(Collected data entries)
◆ ◆ ◆
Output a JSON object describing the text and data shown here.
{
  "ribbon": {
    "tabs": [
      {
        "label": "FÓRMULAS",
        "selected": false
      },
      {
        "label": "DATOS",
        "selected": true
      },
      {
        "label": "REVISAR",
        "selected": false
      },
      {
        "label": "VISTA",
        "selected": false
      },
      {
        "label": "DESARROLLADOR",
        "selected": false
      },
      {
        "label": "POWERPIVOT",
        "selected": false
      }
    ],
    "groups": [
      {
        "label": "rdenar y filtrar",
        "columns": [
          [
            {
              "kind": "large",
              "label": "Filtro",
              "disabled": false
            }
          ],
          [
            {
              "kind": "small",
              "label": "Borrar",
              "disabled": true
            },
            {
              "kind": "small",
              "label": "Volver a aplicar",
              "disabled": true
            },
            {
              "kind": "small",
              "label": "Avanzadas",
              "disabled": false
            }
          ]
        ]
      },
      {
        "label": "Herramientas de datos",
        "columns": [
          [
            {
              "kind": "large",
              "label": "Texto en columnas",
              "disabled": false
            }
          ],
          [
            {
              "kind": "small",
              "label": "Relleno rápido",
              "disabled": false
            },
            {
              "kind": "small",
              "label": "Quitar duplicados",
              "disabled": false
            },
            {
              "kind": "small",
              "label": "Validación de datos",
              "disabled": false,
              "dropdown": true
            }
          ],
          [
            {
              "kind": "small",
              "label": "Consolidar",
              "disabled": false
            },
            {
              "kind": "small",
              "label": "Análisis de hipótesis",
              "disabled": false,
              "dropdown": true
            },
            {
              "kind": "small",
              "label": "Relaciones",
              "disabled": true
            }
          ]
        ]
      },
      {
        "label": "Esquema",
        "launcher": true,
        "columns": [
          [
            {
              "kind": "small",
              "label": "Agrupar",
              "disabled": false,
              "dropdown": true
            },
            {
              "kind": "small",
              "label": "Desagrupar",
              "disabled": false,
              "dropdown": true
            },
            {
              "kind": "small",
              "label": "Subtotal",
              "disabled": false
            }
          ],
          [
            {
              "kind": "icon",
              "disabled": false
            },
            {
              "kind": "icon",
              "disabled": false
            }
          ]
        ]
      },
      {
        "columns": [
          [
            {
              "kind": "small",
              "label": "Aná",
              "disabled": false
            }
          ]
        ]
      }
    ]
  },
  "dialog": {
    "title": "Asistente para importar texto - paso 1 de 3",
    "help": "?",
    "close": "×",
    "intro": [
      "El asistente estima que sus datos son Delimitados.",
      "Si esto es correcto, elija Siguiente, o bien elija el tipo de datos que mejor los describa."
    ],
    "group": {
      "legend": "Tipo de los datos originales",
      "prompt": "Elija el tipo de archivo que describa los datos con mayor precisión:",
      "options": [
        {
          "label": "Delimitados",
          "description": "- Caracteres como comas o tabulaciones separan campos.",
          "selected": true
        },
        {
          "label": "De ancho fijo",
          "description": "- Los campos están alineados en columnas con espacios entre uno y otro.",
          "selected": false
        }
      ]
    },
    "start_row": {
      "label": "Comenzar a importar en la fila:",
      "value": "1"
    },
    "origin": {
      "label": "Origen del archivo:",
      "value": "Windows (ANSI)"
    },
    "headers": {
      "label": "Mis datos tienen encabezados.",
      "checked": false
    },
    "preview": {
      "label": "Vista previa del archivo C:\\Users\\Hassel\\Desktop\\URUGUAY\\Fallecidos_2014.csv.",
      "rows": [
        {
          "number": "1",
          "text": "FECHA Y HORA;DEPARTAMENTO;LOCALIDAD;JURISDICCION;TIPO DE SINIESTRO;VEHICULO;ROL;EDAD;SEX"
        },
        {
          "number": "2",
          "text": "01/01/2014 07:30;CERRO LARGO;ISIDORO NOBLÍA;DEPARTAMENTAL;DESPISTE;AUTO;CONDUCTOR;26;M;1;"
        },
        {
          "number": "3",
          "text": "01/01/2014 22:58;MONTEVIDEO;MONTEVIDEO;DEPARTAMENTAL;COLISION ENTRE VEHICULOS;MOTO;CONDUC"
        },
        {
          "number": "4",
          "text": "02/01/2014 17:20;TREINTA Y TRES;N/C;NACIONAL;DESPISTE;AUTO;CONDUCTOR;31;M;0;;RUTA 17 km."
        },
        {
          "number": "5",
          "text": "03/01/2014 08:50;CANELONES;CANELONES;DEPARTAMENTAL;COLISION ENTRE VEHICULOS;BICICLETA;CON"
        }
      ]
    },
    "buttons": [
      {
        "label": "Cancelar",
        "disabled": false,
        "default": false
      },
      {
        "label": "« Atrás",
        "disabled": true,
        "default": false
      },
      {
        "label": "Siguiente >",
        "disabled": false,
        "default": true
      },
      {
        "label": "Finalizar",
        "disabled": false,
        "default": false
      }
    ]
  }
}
◆ ◆ ◆
Please set down each line of the records exactly as given.

Output a JSON object describing the text and data shown here.
{
  "ribbon": {
    "tabs": [
      {
        "label": "FÓRMULAS",
        "selected": false
      },
      {
        "label": "DATOS",
        "selected": true
      },
      {
        "label": "REVISAR",
        "selected": false
      },
      {
        "label": "VISTA",
        "selected": false
      },
      {
        "label": "DESARROLLADOR",
        "selected": false
      },
      {
        "label": "POWERPIVOT",
        "selected": false
      }
    ],
    "groups": [
      {
        "label": "rdenar y filtrar",
        "columns": [
          [
            {
              "kind": "large",
              "label": "Filtro",
              "disabled": false
            }
          ],
          [
            {
              "kind": "small",
              "label": "Borrar",
              "disabled": true
            },
            {
              "kind": "small",
              "label": "Volver a aplicar",
              "disabled": true
            },
            {
              "kind": "small",
              "label": "Avanzadas",
              "disabled": false
            }
          ]
        ]
      },
      {
        "label": "Herramientas de datos",
        "columns": [
          [
            {
              "kind": "large",
              "label": "Texto en columnas",
              "disabled": false
            }
          ],
          [
            {
              "kind": "small",
              "label": "Relleno rápido",
              "disabled": false
            },
            {
              "kind": "small",
              "label": "Quitar duplicados",
              "disabled": false
            },
            {
              "kind": "small",
              "label": "Validación de datos",
              "disabled": false,
              "dropdown": true
            }
          ],
          [
            {
              "kind": "small",
              "label": "Consolidar",
              "disabled": false
            },
            {
              "kind": "small",
              "label": "Análisis de hipótesis",
              "disabled": false,
              "dropdown": true
            },
            {
              "kind": "small",
              "label": "Relaciones",
              "disabled": true
            }
          ]
        ]
      },
      {
        "label": "Esquema",
        "launcher": true,
        "columns": [
          [
            {
              "kind": "small",
              "label": "Agrupar",
              "disabled": false,
              "dropdown": true
            },
            {
              "kind": "small",
              "label": "Desagrupar",
              "disabled": false,
              "dropdown": true
            },
            {
              "kind": "small",
              "label": "Subtotal",
              "disabled": false
            }
          ],
          [
            {
              "kind": "icon",
              "disabled": false
            },
            {
              "kind": "icon",
              "disabled": false
            }
          ]
        ]
      },
      {
        "columns": [
          [
            {
              "kind": "small",
              "label": "Aná",
              "disabled": false
            }
          ]
        ]
      }
    ]
  },
  "dialog": {
    "title": "Asistente para importar texto - paso 1 de 3",
    "help": "?",
    "close": "×",
    "intro": [
      "El asistente estima que sus datos son Delimitados.",
      "Si esto es correcto, elija Siguiente, o bien elija el tipo de datos que mejor los describa."
    ],
    "group": {
      "legend": "Tipo de los datos originales",
      "prompt": "Elija el tipo de archivo que describa los datos con mayor precisión:",
      "options": [
        {
          "label": "Delimitados",
          "description": "- Caracteres como comas o tabulaciones separan campos.",
          "selected": true
        },
        {
          "label": "De ancho fijo",
          "description": "- Los campos están alineados en columnas con espacios entre uno y otro.",
          "selected": false
        }
      ]
    },
    "start_row": {
      "label": "Comenzar a importar en la fila:",
      "value": "1"
    },
    "origin": {
      "label": "Origen del archivo:",
      "value": "Windows (ANSI)"
    },
    "headers": {
      "label": "Mis datos tienen encabezados.",
      "checked": false
    },
    "preview": {
      "label": "Vista previa del archivo C:\\Users\\Hassel\\Desktop\\URUGUAY\\Fallecidos_2014.csv.",
      "rows": [
        {
          "number": "1",
          "text": "FECHA Y HORA;DEPARTAMENTO;LOCALIDAD;JURISDICCION;TIPO DE SINIESTRO;VEHICULO;ROL;EDAD;SEX"
        },
        {
          "number": "2",
          "text": "01/01/2014 07:30;CERRO LARGO;ISIDORO NOBLÍA;DEPARTAMENTAL;DESPISTE;AUTO;CONDUCTOR;26;M;1;"
        },
        {
          "number": "3",
          "text": "01/01/2014 22:58;MONTEVIDEO;MONTEVIDEO;DEPARTAMENTAL;COLISION ENTRE VEHICULOS;MOTO;CONDUC"
        },
        {
          "number": "4",
          "text": "02/01/2014 17:20;TREINTA Y TRES;N/C;NACIONAL;DESPISTE;AUTO;CONDUCTOR;31;M;0;;RUTA 17 km."
        },
        {
          "number": "5",
          "text": "03/01/2014 08:50;CANELONES;CANELONES;DEPARTAMENTAL;COLISION ENTRE VEHICULOS;BICICLETA;CON"
        }
      ]
    },
    "buttons": [
      {
        "label": "Cancelar",
        "disabled": false,
        "default": false
      },
      {
        "label": "« Atrás",
        "disabled": true,
        "default": false
      },
      {
        "label": "Siguiente >",
        "disabled": false,
        "default": true
      },
      {
        "label": "Finalizar",
        "disabled": false,
        "default": false
      }
    ]
  }
}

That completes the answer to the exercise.